[start of Records for the exercise]

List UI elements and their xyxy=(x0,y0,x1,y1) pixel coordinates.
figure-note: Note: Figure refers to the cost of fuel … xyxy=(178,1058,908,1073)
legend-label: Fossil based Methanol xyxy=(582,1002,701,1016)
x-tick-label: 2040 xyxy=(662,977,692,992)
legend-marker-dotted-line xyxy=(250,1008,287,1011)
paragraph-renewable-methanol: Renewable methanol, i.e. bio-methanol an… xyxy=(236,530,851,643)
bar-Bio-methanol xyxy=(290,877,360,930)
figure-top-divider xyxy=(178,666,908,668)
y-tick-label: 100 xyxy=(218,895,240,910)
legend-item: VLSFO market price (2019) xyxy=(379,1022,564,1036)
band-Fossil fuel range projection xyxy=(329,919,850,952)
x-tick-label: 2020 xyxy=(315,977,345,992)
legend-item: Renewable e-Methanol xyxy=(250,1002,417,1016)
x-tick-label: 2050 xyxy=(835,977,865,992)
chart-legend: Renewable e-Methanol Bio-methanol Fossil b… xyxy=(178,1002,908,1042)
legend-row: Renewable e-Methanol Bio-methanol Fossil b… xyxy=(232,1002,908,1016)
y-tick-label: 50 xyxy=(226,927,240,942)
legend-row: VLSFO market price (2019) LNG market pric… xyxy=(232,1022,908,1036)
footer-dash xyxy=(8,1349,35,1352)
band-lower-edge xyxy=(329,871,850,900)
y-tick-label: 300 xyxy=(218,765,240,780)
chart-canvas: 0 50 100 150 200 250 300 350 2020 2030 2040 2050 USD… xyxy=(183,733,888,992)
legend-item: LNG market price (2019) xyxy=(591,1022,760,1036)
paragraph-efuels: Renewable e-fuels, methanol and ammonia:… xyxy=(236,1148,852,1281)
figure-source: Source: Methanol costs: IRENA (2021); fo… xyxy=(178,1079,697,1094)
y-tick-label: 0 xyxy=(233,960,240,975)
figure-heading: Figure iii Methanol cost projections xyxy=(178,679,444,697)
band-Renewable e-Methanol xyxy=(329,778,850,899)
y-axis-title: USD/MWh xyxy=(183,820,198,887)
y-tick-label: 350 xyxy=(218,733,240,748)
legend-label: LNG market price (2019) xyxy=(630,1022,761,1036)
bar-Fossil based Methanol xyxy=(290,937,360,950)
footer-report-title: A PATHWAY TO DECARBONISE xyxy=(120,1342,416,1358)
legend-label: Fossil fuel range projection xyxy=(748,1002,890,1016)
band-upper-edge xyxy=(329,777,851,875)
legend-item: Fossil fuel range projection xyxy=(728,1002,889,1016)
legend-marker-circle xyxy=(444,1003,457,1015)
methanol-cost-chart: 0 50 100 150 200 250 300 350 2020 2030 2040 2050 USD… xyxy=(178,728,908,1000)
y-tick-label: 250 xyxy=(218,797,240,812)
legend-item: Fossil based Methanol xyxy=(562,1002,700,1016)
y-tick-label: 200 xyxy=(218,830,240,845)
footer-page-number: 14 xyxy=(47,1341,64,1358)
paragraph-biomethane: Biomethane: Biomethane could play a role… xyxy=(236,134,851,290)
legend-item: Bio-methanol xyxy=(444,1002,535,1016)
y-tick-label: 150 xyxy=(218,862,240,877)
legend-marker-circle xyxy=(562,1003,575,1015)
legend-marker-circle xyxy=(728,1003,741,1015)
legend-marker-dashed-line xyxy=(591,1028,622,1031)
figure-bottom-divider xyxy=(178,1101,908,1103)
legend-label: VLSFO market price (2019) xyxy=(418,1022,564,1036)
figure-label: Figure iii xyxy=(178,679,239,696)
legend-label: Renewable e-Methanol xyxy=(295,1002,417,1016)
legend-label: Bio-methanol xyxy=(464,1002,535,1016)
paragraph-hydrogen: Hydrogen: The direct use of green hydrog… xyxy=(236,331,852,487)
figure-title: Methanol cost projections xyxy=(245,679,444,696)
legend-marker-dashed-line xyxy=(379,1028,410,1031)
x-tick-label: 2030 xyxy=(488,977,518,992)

[end of Records for the exercise]

▸ **Work to complete**: Lay out every line of the records above as a Markdown table with two columns: "Row" for a running number and "Line" for that line's text. Omit blank lines.

▸ **Output of the exercise**:
| Row | Line |
|---|---|
| 1 | List UI elements and their xyxy=(x0,y0,x1,y1) pixel coordinates. |
| 2 | figure-note: Note: Figure refers to the cost of fuel … xyxy=(178,1058,908,1073) |
| 3 | legend-label: Fossil based Methanol xyxy=(582,1002,701,1016) |
| 4 | x-tick-label: 2040 xyxy=(662,977,692,992) |
| 5 | legend-marker-dotted-line xyxy=(250,1008,287,1011) |
| 6 | paragraph-renewable-methanol: Renewable methanol, i.e. bio-methanol an… xyxy=(236,530,851,643) |
| 7 | bar-Bio-methanol xyxy=(290,877,360,930) |
| 8 | figure-top-divider xyxy=(178,666,908,668) |
| 9 | y-tick-label: 100 xyxy=(218,895,240,910) |
| 10 | legend-item: VLSFO market price (2019) xyxy=(379,1022,564,1036) |
| 11 | band-Fossil fuel range projection xyxy=(329,919,850,952) |
| 12 | x-tick-label: 2020 xyxy=(315,977,345,992) |
| 13 | legend-item: Renewable e-Methanol xyxy=(250,1002,417,1016) |
| 14 | x-tick-label: 2050 xyxy=(835,977,865,992) |
| 15 | chart-legend: Renewable e-Methanol Bio-methanol Fossil b… xyxy=(178,1002,908,1042) |
| 16 | legend-row: Renewable e-Methanol Bio-methanol Fossil b… xyxy=(232,1002,908,1016) |
| 17 | y-tick-label: 50 xyxy=(226,927,240,942) |
| 18 | legend-row: VLSFO market price (2019) LNG market pric… xyxy=(232,1022,908,1036) |
| 19 | footer-dash xyxy=(8,1349,35,1352) |
| 20 | band-lower-edge xyxy=(329,871,850,900) |
| 21 | y-tick-label: 300 xyxy=(218,765,240,780) |
| 22 | chart-canvas: 0 50 100 150 200 250 300 350 2020 2030 2040 2050 USD… xyxy=(183,733,888,992) |
| 23 | legend-item: LNG market price (2019) xyxy=(591,1022,760,1036) |
| 24 | paragraph-efuels: Renewable e-fuels, methanol and ammonia:… xyxy=(236,1148,852,1281) |
| 25 | figure-source: Source: Methanol costs: IRENA (2021); fo… xyxy=(178,1079,697,1094) |
| 26 | y-tick-label: 0 xyxy=(233,960,240,975) |
| 27 | figure-heading: Figure iii Methanol cost projections xyxy=(178,679,444,697) |
| 28 | band-Renewable e-Methanol xyxy=(329,778,850,899) |
| 29 | y-axis-title: USD/MWh xyxy=(183,820,198,887) |
| 30 | y-tick-label: 350 xyxy=(218,733,240,748) |
| 31 | legend-label: LNG market price (2019) xyxy=(630,1022,761,1036) |
| 32 | bar-Fossil based Methanol xyxy=(290,937,360,950) |
| 33 | footer-report-title: A PATHWAY TO DECARBONISE xyxy=(120,1342,416,1358) |
| 34 | legend-label: Fossil fuel range projection xyxy=(748,1002,890,1016) |
| 35 | band-upper-edge xyxy=(329,777,851,875) |
| 36 | legend-item: Fossil fuel range projection xyxy=(728,1002,889,1016) |
| 37 | legend-marker-circle xyxy=(444,1003,457,1015) |
| 38 | methanol-cost-chart: 0 50 100 150 200 250 300 350 2020 2030 2040 2050 USD… xyxy=(178,728,908,1000) |
| 39 | y-tick-label: 250 xyxy=(218,797,240,812) |
| 40 | legend-item: Fossil based Methanol xyxy=(562,1002,700,1016) |
| 41 | y-tick-label: 200 xyxy=(218,830,240,845) |
| 42 | footer-page-number: 14 xyxy=(47,1341,64,1358) |
| 43 | paragraph-biomethane: Biomethane: Biomethane could play a role… xyxy=(236,134,851,290) |
| 44 | legend-item: Bio-methanol xyxy=(444,1002,535,1016) |
| 45 | y-tick-label: 150 xyxy=(218,862,240,877) |
| 46 | legend-marker-circle xyxy=(562,1003,575,1015) |
| 47 | legend-marker-circle xyxy=(728,1003,741,1015) |
| 48 | legend-marker-dashed-line xyxy=(591,1028,622,1031) |
| 49 | figure-bottom-divider xyxy=(178,1101,908,1103) |
| 50 | legend-label: VLSFO market price (2019) xyxy=(418,1022,564,1036) |
| 51 | figure-label: Figure iii xyxy=(178,679,239,696) |
| 52 | legend-label: Renewable e-Methanol xyxy=(295,1002,417,1016) |
| 53 | legend-label: Bio-methanol xyxy=(464,1002,535,1016) |
| 54 | paragraph-hydrogen: Hydrogen: The direct use of green hydrog… xyxy=(236,331,852,487) |
| 55 | figure-title: Methanol cost projections xyxy=(245,679,444,696) |
| 56 | legend-marker-dashed-line xyxy=(379,1028,410,1031) |
| 57 | x-tick-label: 2030 xyxy=(488,977,518,992) |